#### Material provided:
######

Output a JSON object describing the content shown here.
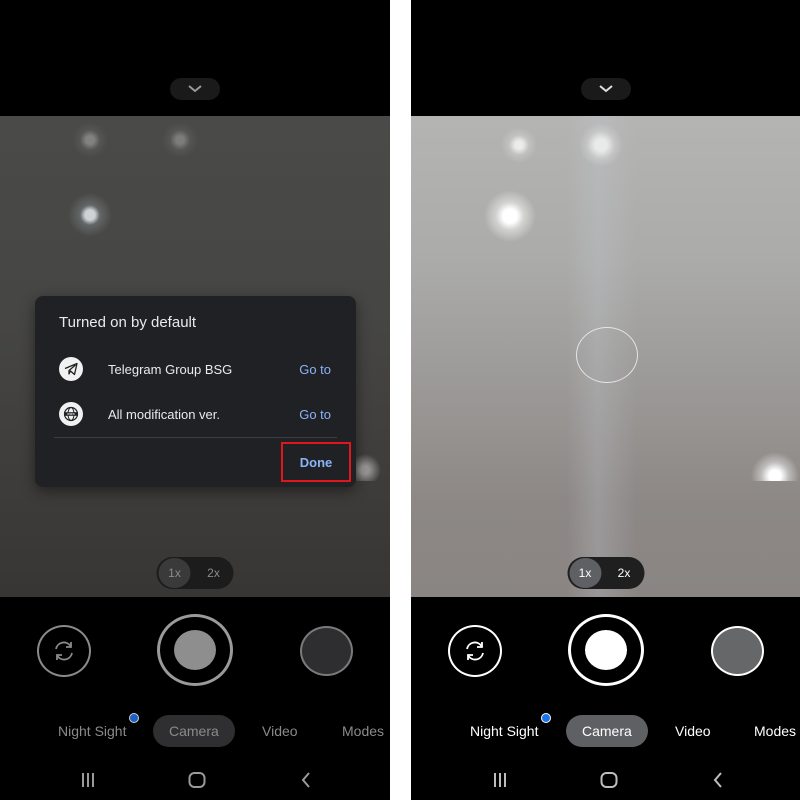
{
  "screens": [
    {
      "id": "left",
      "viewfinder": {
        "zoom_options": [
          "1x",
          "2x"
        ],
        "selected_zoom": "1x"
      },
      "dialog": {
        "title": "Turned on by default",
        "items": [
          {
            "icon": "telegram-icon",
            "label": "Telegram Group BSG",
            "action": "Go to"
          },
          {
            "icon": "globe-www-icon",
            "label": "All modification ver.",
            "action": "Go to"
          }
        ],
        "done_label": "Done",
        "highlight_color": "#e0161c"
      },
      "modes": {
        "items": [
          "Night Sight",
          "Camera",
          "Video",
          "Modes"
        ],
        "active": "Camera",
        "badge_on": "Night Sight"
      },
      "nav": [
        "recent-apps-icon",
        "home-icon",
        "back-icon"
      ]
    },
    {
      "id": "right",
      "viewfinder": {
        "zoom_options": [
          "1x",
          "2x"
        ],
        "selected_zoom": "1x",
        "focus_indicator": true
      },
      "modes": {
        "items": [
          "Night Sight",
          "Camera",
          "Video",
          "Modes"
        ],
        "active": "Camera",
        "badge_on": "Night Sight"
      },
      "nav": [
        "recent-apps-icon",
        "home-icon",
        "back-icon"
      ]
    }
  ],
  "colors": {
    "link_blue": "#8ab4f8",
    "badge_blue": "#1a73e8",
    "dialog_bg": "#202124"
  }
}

######

#### Work to be completed:
Without the pictures, print the records in full, exactly as they appear.

#### Final result:
Output a JSON object describing the content shown here.
{
  "screens": [
    {
      "id": "left",
      "viewfinder": {
        "zoom_options": [
          "1x",
          "2x"
        ],
        "selected_zoom": "1x"
      },
      "dialog": {
        "title": "Turned on by default",
        "items": [
          {
            "icon": "telegram-icon",
            "label": "Telegram Group BSG",
            "action": "Go to"
          },
          {
            "icon": "globe-www-icon",
            "label": "All modification ver.",
            "action": "Go to"
          }
        ],
        "done_label": "Done",
        "highlight_color": "#e0161c"
      },
      "modes": {
        "items": [
          "Night Sight",
          "Camera",
          "Video",
          "Modes"
        ],
        "active": "Camera",
        "badge_on": "Night Sight"
      },
      "nav": [
        "recent-apps-icon",
        "home-icon",
        "back-icon"
      ]
    },
    {
      "id": "right",
      "viewfinder": {
        "zoom_options": [
          "1x",
          "2x"
        ],
        "selected_zoom": "1x",
        "focus_indicator": true
      },
      "modes": {
        "items": [
          "Night Sight",
          "Camera",
          "Video",
          "Modes"
        ],
        "active": "Camera",
        "badge_on": "Night Sight"
      },
      "nav": [
        "recent-apps-icon",
        "home-icon",
        "back-icon"
      ]
    }
  ],
  "colors": {
    "link_blue": "#8ab4f8",
    "badge_blue": "#1a73e8",
    "dialog_bg": "#202124"
  }
}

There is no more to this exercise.